**Directions for this task**
Can you reproduce the listing word for word, starting with its first line and going on through the line that contains "549, 549, 563]"?

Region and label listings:

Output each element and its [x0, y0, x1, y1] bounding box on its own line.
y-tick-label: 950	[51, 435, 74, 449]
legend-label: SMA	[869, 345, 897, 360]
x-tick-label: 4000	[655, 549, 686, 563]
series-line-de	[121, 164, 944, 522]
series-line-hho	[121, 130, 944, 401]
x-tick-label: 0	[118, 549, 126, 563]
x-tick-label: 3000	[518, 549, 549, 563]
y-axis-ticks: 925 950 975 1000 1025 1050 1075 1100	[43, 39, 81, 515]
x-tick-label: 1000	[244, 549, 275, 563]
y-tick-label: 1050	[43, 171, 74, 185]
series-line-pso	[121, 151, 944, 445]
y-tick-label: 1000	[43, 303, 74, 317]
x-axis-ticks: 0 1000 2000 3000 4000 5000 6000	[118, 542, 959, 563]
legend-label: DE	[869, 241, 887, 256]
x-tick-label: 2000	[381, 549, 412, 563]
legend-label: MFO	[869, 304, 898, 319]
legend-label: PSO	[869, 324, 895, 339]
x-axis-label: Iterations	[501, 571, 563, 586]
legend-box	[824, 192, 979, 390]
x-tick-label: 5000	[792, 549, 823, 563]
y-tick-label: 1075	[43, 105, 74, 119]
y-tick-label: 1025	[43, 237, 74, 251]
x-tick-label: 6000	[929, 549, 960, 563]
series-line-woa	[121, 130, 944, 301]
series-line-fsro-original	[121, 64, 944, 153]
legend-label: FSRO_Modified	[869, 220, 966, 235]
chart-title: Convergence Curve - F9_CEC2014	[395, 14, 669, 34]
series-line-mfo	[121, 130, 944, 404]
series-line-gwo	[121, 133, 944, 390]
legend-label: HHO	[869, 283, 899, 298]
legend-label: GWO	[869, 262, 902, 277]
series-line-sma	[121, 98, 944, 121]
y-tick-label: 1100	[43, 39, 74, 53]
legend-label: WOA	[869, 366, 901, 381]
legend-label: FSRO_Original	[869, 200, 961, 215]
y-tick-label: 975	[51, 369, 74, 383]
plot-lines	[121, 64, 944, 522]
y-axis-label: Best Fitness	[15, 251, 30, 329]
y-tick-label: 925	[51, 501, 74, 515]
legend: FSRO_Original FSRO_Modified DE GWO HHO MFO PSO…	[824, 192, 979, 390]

**Full response**
Output each element and its [x0, y0, x1, y1] bounding box on its own line.
y-tick-label: 950	[51, 435, 74, 449]
legend-label: SMA	[869, 345, 897, 360]
x-tick-label: 4000	[655, 549, 686, 563]
series-line-de	[121, 164, 944, 522]
series-line-hho	[121, 130, 944, 401]
x-tick-label: 0	[118, 549, 126, 563]
x-tick-label: 3000	[518, 549, 549, 563]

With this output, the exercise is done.